[Source material]:
☆ ☆ ☆ ☆
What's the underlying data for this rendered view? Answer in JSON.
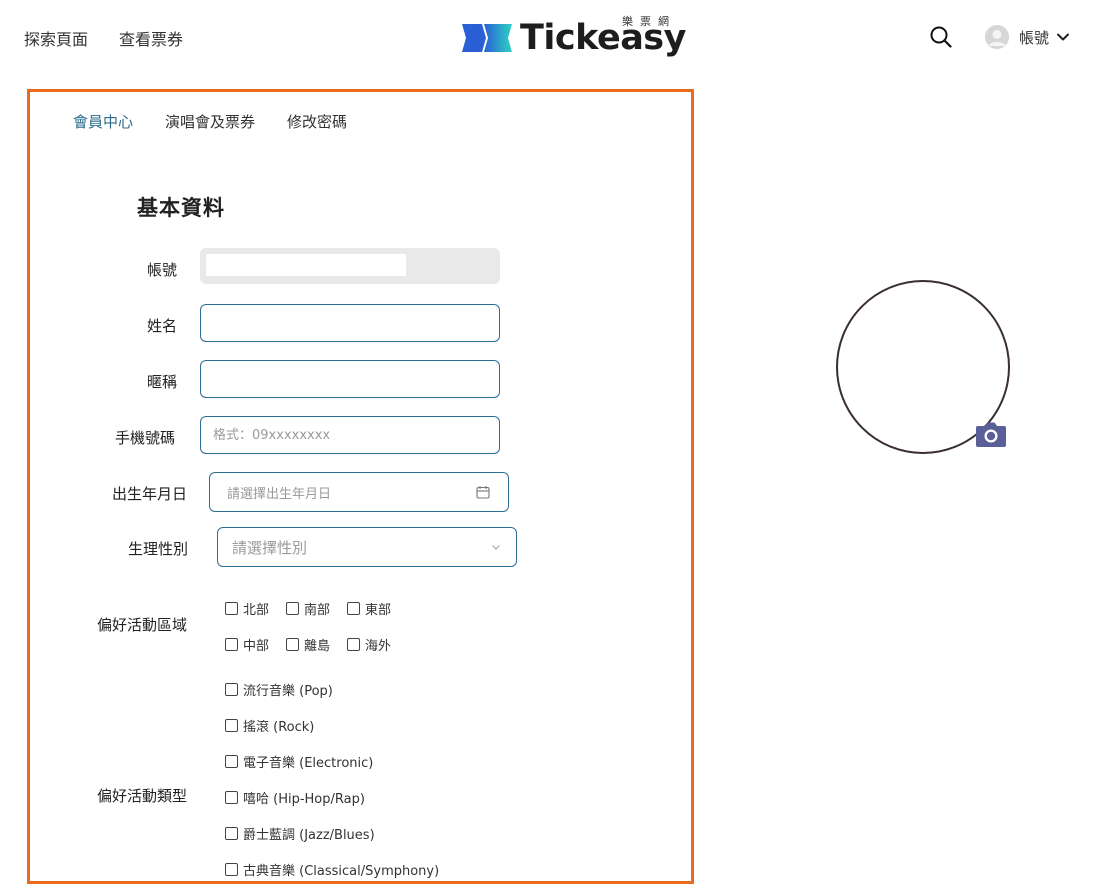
{
  "header": {
    "nav": [
      "探索頁面",
      "查看票券"
    ],
    "logo_text": "Tickeasy",
    "logo_subtext": "樂票網",
    "account_label": "帳號"
  },
  "card": {
    "tabs": [
      {
        "label": "會員中心",
        "active": true
      },
      {
        "label": "演唱會及票券",
        "active": false
      },
      {
        "label": "修改密碼",
        "active": false
      }
    ],
    "section_title": "基本資料",
    "fields": {
      "account": {
        "label": "帳號",
        "value": ""
      },
      "name": {
        "label": "姓名",
        "value": ""
      },
      "nickname": {
        "label": "暱稱",
        "value": ""
      },
      "phone": {
        "label": "手機號碼",
        "placeholder": "格式：09xxxxxxxx"
      },
      "birthday": {
        "label": "出生年月日",
        "placeholder": "請選擇出生年月日"
      },
      "gender": {
        "label": "生理性別",
        "placeholder": "請選擇性別"
      }
    },
    "regions": {
      "label": "偏好活動區域",
      "options": [
        "北部",
        "南部",
        "東部",
        "中部",
        "離島",
        "海外"
      ]
    },
    "genres": {
      "label": "偏好活動類型",
      "options": [
        "流行音樂 (Pop)",
        "搖滾 (Rock)",
        "電子音樂 (Electronic)",
        "嘻哈 (Hip-Hop/Rap)",
        "爵士藍調 (Jazz/Blues)",
        "古典音樂 (Classical/Symphony)"
      ]
    }
  },
  "colors": {
    "card_border": "#ec6a1c",
    "accent": "#2a6b8a",
    "camera": "#5b5f97",
    "logo_blue": "#1f7fd6",
    "logo_teal": "#2fd3c4"
  },
  "icons": [
    "search-icon",
    "user-icon",
    "chevron-down-icon",
    "calendar-icon",
    "camera-icon"
  ]
}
☆ ☆ ☆ ☆
[Exercise task]: Give an exact copy of the material, leaving out every picture.

[Result for this exercise]:
What's the underlying data for this rendered view? Answer in JSON.
{
  "header": {
    "nav": [
      "探索頁面",
      "查看票券"
    ],
    "logo_text": "Tickeasy",
    "logo_subtext": "樂票網",
    "account_label": "帳號"
  },
  "card": {
    "tabs": [
      {
        "label": "會員中心",
        "active": true
      },
      {
        "label": "演唱會及票券",
        "active": false
      },
      {
        "label": "修改密碼",
        "active": false
      }
    ],
    "section_title": "基本資料",
    "fields": {
      "account": {
        "label": "帳號",
        "value": ""
      },
      "name": {
        "label": "姓名",
        "value": ""
      },
      "nickname": {
        "label": "暱稱",
        "value": ""
      },
      "phone": {
        "label": "手機號碼",
        "placeholder": "格式：09xxxxxxxx"
      },
      "birthday": {
        "label": "出生年月日",
        "placeholder": "請選擇出生年月日"
      },
      "gender": {
        "label": "生理性別",
        "placeholder": "請選擇性別"
      }
    },
    "regions": {
      "label": "偏好活動區域",
      "options": [
        "北部",
        "南部",
        "東部",
        "中部",
        "離島",
        "海外"
      ]
    },
    "genres": {
      "label": "偏好活動類型",
      "options": [
        "流行音樂 (Pop)",
        "搖滾 (Rock)",
        "電子音樂 (Electronic)",
        "嘻哈 (Hip-Hop/Rap)",
        "爵士藍調 (Jazz/Blues)",
        "古典音樂 (Classical/Symphony)"
      ]
    }
  },
  "colors": {
    "card_border": "#ec6a1c",
    "accent": "#2a6b8a",
    "camera": "#5b5f97",
    "logo_blue": "#1f7fd6",
    "logo_teal": "#2fd3c4"
  },
  "icons": [
    "search-icon",
    "user-icon",
    "chevron-down-icon",
    "calendar-icon",
    "camera-icon"
  ]
}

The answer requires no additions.